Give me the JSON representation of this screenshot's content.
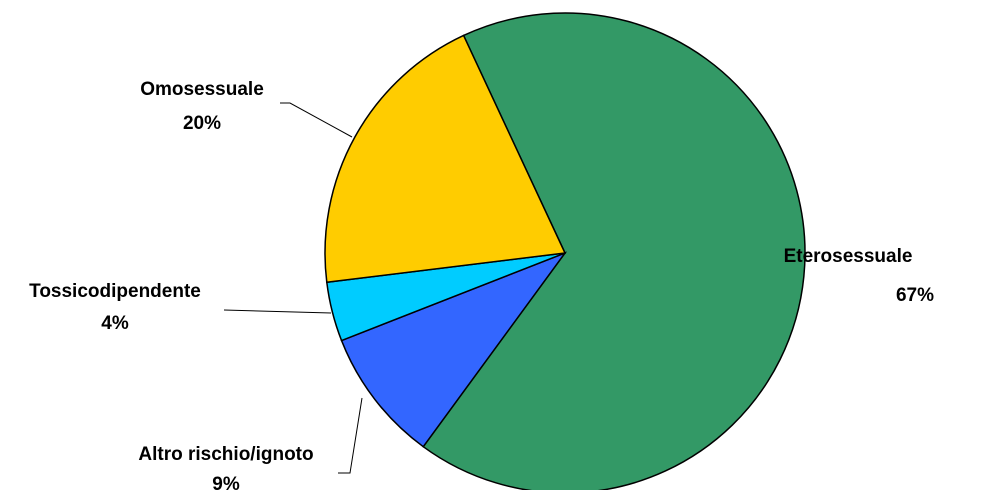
{
  "chart_data": {
    "type": "pie",
    "title": "",
    "slices": [
      {
        "label": "Eterosessuale",
        "value": 67,
        "display": "67%",
        "color": "#339966"
      },
      {
        "label": "Altro rischio/ignoto",
        "value": 9,
        "display": "9%",
        "color": "#3366FF"
      },
      {
        "label": "Tossicodipendente",
        "value": 4,
        "display": "4%",
        "color": "#00CCFF"
      },
      {
        "label": "Omosessuale",
        "value": 20,
        "display": "20%",
        "color": "#FFCC00"
      }
    ],
    "legend": "none",
    "labels": "outside-with-leader-lines"
  }
}
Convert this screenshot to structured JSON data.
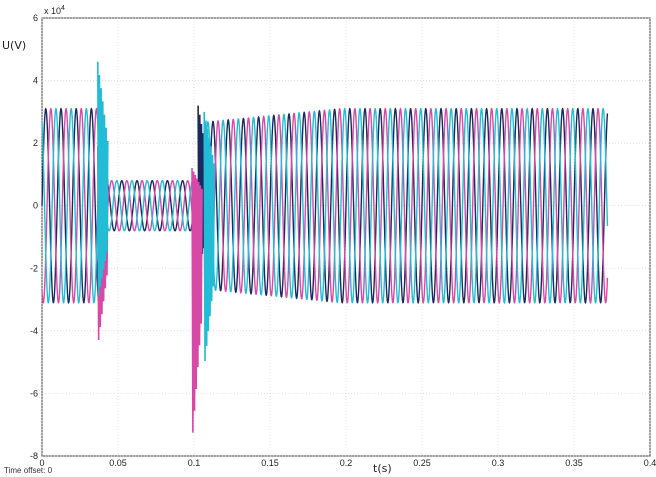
{
  "chart_data": {
    "type": "line",
    "xlabel": "t(s)",
    "ylabel": "U(V)",
    "y_exponent_label": "x 10",
    "y_exponent_power": "4",
    "xlim": [
      0,
      0.4
    ],
    "ylim": [
      -80000,
      60000
    ],
    "x_ticks": [
      0,
      0.05,
      0.1,
      0.15,
      0.2,
      0.25,
      0.3,
      0.35,
      0.4
    ],
    "x_tick_labels": [
      "0",
      "0.05",
      "0.1",
      "0.15",
      "0.2",
      "0.25",
      "0.3",
      "0.35",
      "0.4"
    ],
    "y_ticks": [
      -80000,
      -60000,
      -40000,
      -20000,
      0,
      20000,
      40000,
      60000
    ],
    "y_tick_labels": [
      "-8",
      "-6",
      "-4",
      "-2",
      "0",
      "2",
      "4",
      "6"
    ],
    "grid": true,
    "t_end": 0.372,
    "frequency_hz": 100,
    "amplitude_steady": 31000,
    "sag_interval": [
      0.04,
      0.107
    ],
    "amplitude_during_sag": 8000,
    "series": [
      {
        "color": "#1b2a5e",
        "phase_deg": 0
      },
      {
        "color": "#d64aa6",
        "phase_deg": 120
      },
      {
        "color": "#22bcd6",
        "phase_deg": 240
      }
    ],
    "transients": [
      {
        "series": 0,
        "t": 0.106,
        "peak": 32000,
        "trough": -20000
      },
      {
        "series": 1,
        "t": 0.04,
        "peak": 19000,
        "trough": -45000
      },
      {
        "series": 1,
        "t": 0.102,
        "peak": 12000,
        "trough": -76000
      },
      {
        "series": 2,
        "t": 0.04,
        "peak": 46000,
        "trough": -30000
      },
      {
        "series": 2,
        "t": 0.11,
        "peak": 30000,
        "trough": -52000
      }
    ]
  },
  "footer": {
    "text": "Time offset: 0"
  }
}
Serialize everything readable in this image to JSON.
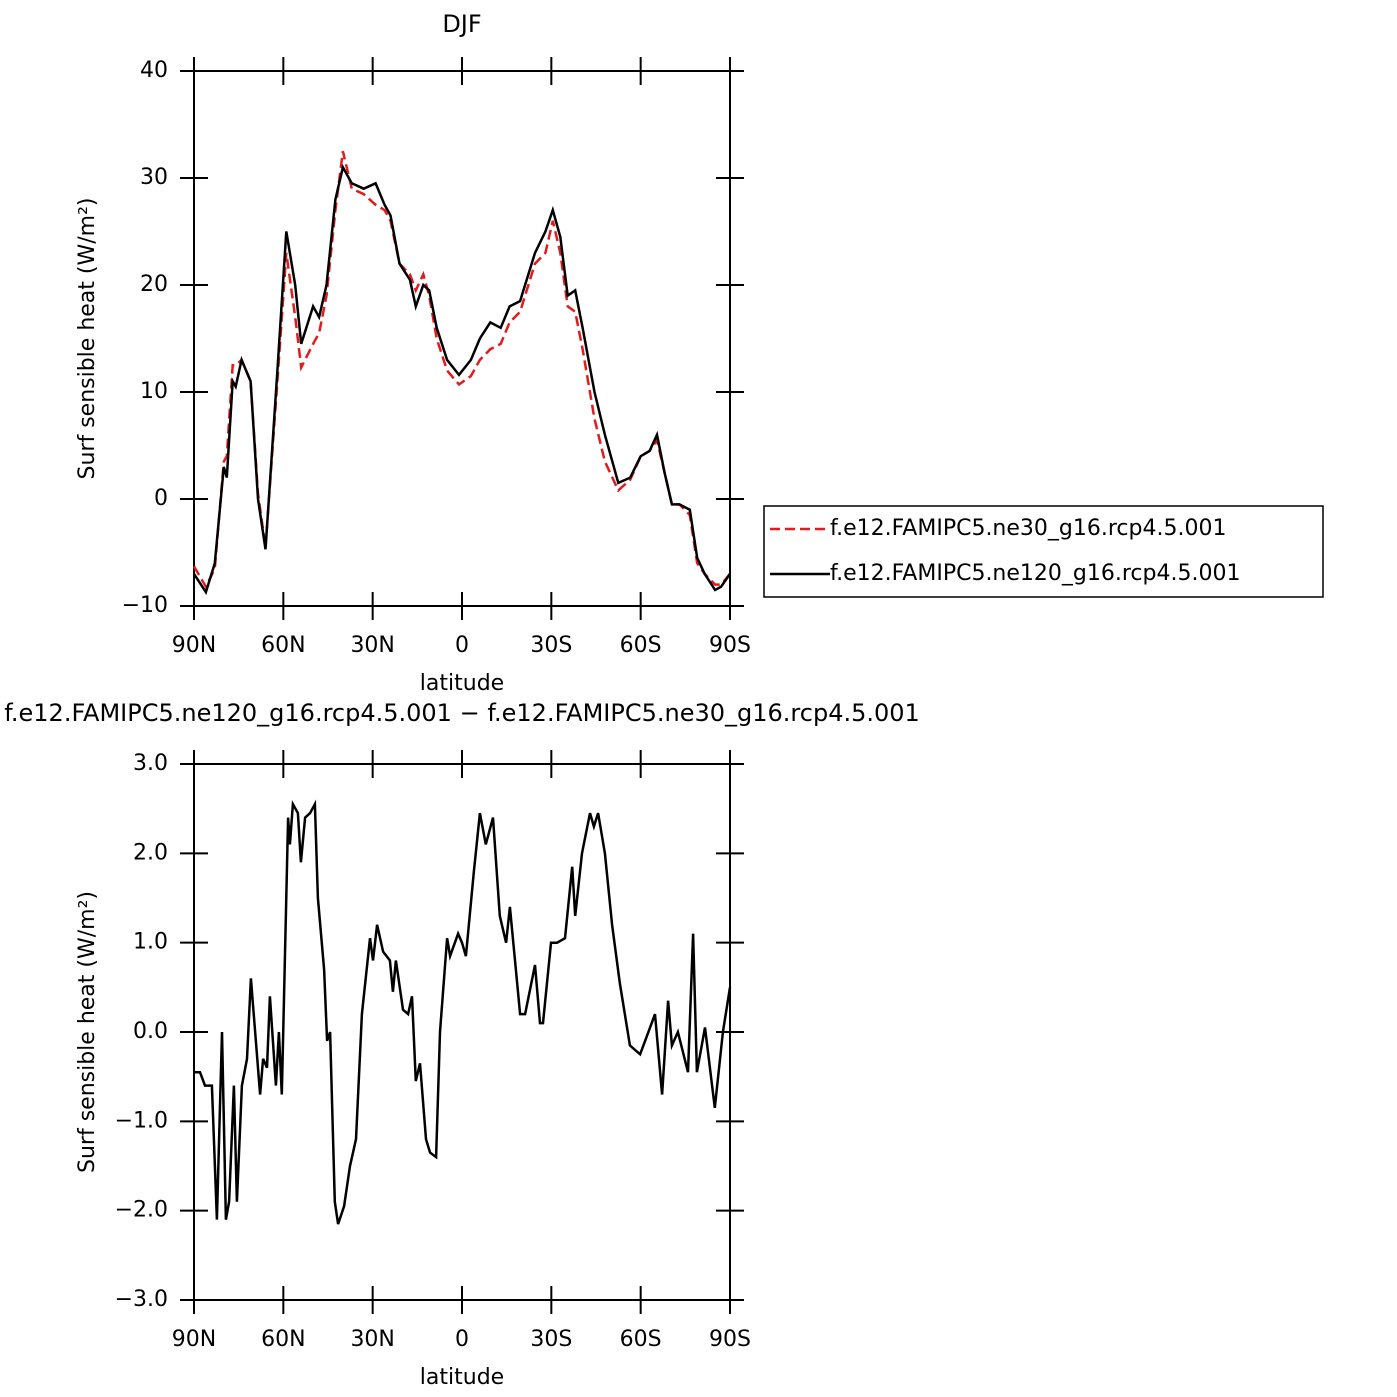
{
  "chart_data": [
    {
      "type": "line",
      "title": "DJF",
      "xlabel": "latitude",
      "ylabel": "Surf sensible heat (W/m²)",
      "x": [
        90,
        86,
        83,
        80,
        79,
        77,
        76,
        74,
        71,
        68.5,
        66,
        62,
        59,
        56,
        54,
        50,
        48,
        45.5,
        42.5,
        40,
        37,
        33,
        29,
        26,
        24,
        21,
        17.5,
        15.5,
        13,
        11,
        8.5,
        5,
        1,
        -3,
        -6,
        -9.5,
        -13,
        -16,
        -19.5,
        -24.5,
        -28,
        -30.5,
        -33,
        -35.5,
        -38,
        -40.5,
        -44.5,
        -48,
        -52.5,
        -56.5,
        -60,
        -63,
        -65.5,
        -68,
        -70.5,
        -73,
        -76.5,
        -79,
        -81.5,
        -85,
        -87,
        -90
      ],
      "series": [
        {
          "name": "f.e12.FAMIPC5.ne30_g16.rcp4.5.001",
          "color": "#e41a1c",
          "dash": true,
          "values": [
            -6.3,
            -8.2,
            -6.5,
            3.5,
            4,
            12.5,
            12.5,
            13,
            11,
            0.5,
            -4.5,
            11,
            23,
            17,
            12.3,
            14.5,
            15.5,
            19,
            27,
            32.5,
            29,
            28.5,
            27.5,
            27,
            26,
            22,
            21,
            19.5,
            21,
            19,
            15,
            12,
            10.7,
            11.5,
            13,
            14,
            14.5,
            16.5,
            17.5,
            22,
            23,
            26,
            23,
            18,
            17.5,
            14,
            7.5,
            3.5,
            0.8,
            1.8,
            4,
            4.5,
            5.5,
            2.5,
            -0.5,
            -0.5,
            -1.5,
            -6,
            -7,
            -8,
            -8,
            -7
          ]
        },
        {
          "name": "f.e12.FAMIPC5.ne120_g16.rcp4.5.001",
          "color": "#000000",
          "dash": false,
          "values": [
            -7,
            -8.7,
            -6,
            3,
            2,
            11,
            10.5,
            13,
            11,
            0,
            -4.7,
            12,
            25,
            20,
            14.5,
            18,
            17,
            20,
            28,
            31,
            29.5,
            29,
            29.5,
            27.5,
            26.5,
            22,
            20.5,
            18,
            20,
            19.5,
            16,
            13,
            11.6,
            13,
            15,
            16.5,
            16,
            18,
            18.5,
            23,
            25,
            27,
            24.5,
            19,
            19.5,
            16,
            10,
            6,
            1.5,
            2,
            4,
            4.5,
            6,
            2.5,
            -0.5,
            -0.5,
            -1,
            -5.5,
            -7,
            -8.5,
            -8.2,
            -7
          ]
        }
      ],
      "xlim": [
        90,
        -90
      ],
      "xticks": [
        {
          "value": 90,
          "label": "90N"
        },
        {
          "value": 60,
          "label": "60N"
        },
        {
          "value": 30,
          "label": "30N"
        },
        0,
        {
          "value": -30,
          "label": "30S"
        },
        {
          "value": -60,
          "label": "60S"
        },
        {
          "value": -90,
          "label": "90S"
        }
      ],
      "ylim": [
        -10,
        40
      ],
      "yticks": [
        {
          "value": -10,
          "label": "−10"
        },
        0,
        10,
        20,
        30,
        40
      ],
      "legend": "right"
    },
    {
      "type": "line",
      "title": "f.e12.FAMIPC5.ne120_g16.rcp4.5.001 − f.e12.FAMIPC5.ne30_g16.rcp4.5.001",
      "xlabel": "latitude",
      "ylabel": "Surf sensible heat (W/m²)",
      "x": [
        90,
        88,
        86.3,
        84,
        82.3,
        80.6,
        79.3,
        78.2,
        76.6,
        75.6,
        73.9,
        72.2,
        70.9,
        67.8,
        66.8,
        65.5,
        64.5,
        62.5,
        61.5,
        60.5,
        58.4,
        57.8,
        56.8,
        55.1,
        54.1,
        52.7,
        51,
        49.4,
        48.4,
        46.3,
        45.3,
        44.3,
        42.7,
        41.6,
        39.6,
        37.6,
        35.6,
        33.6,
        30.9,
        29.9,
        28.5,
        26.5,
        24.2,
        23.2,
        22.2,
        19.8,
        18.1,
        16.8,
        15.5,
        14.1,
        12.1,
        10.7,
        8.7,
        7.4,
        5,
        4,
        1.3,
        0,
        -1.3,
        -4,
        -6,
        -8,
        -10.4,
        -12.7,
        -14.8,
        -16.1,
        -19.5,
        -21.2,
        -24.5,
        -26.2,
        -27.2,
        -29.9,
        -31.9,
        -34.6,
        -37,
        -38,
        -40.3,
        -43,
        -44.3,
        -45.7,
        -48,
        -50.4,
        -53,
        -56.4,
        -59.8,
        -61.5,
        -64.8,
        -67.2,
        -69.2,
        -70.5,
        -72.5,
        -75.9,
        -77.6,
        -78.9,
        -81.6,
        -84.9,
        -87.6,
        -90
      ],
      "series": [
        {
          "color": "#000000",
          "dash": false,
          "values": [
            -0.45,
            -0.45,
            -0.6,
            -0.6,
            -2.1,
            0,
            -2.1,
            -1.9,
            -0.6,
            -1.9,
            -0.6,
            -0.3,
            0.6,
            -0.7,
            -0.3,
            -0.4,
            0.4,
            -0.6,
            0,
            -0.7,
            2.4,
            2.1,
            2.55,
            2.45,
            1.9,
            2.4,
            2.45,
            2.55,
            1.5,
            0.7,
            -0.1,
            0,
            -1.9,
            -2.15,
            -1.95,
            -1.5,
            -1.2,
            0.2,
            1.05,
            0.8,
            1.2,
            0.9,
            0.8,
            0.45,
            0.8,
            0.25,
            0.2,
            0.4,
            -0.55,
            -0.35,
            -1.2,
            -1.35,
            -1.4,
            0,
            1.05,
            0.85,
            1.1,
            1.0,
            0.85,
            1.8,
            2.45,
            2.1,
            2.4,
            1.3,
            1.0,
            1.4,
            0.2,
            0.2,
            0.75,
            0.1,
            0.1,
            1.0,
            1.0,
            1.05,
            1.85,
            1.3,
            2.0,
            2.45,
            2.3,
            2.45,
            2.0,
            1.2,
            0.55,
            -0.15,
            -0.25,
            -0.1,
            0.2,
            -0.7,
            0.35,
            -0.15,
            0,
            -0.45,
            1.1,
            -0.45,
            0.05,
            -0.85,
            0,
            0.5
          ]
        }
      ],
      "xlim": [
        90,
        -90
      ],
      "xticks": [
        {
          "value": 90,
          "label": "90N"
        },
        {
          "value": 60,
          "label": "60N"
        },
        {
          "value": 30,
          "label": "30N"
        },
        0,
        {
          "value": -30,
          "label": "30S"
        },
        {
          "value": -60,
          "label": "60S"
        },
        {
          "value": -90,
          "label": "90S"
        }
      ],
      "ylim": [
        -3,
        3
      ],
      "yticks": [
        {
          "value": -3,
          "label": "−3.0"
        },
        {
          "value": -2,
          "label": "−2.0"
        },
        {
          "value": -1,
          "label": "−1.0"
        },
        {
          "value": 0,
          "label": "0.0"
        },
        {
          "value": 1,
          "label": "1.0"
        },
        {
          "value": 2,
          "label": "2.0"
        },
        {
          "value": 3,
          "label": "3.0"
        }
      ]
    }
  ]
}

####

#### TASK STATEMENT:
Say how many lines above hold the word "this", giving only the count.

#### EXPECTED ANSWER:
3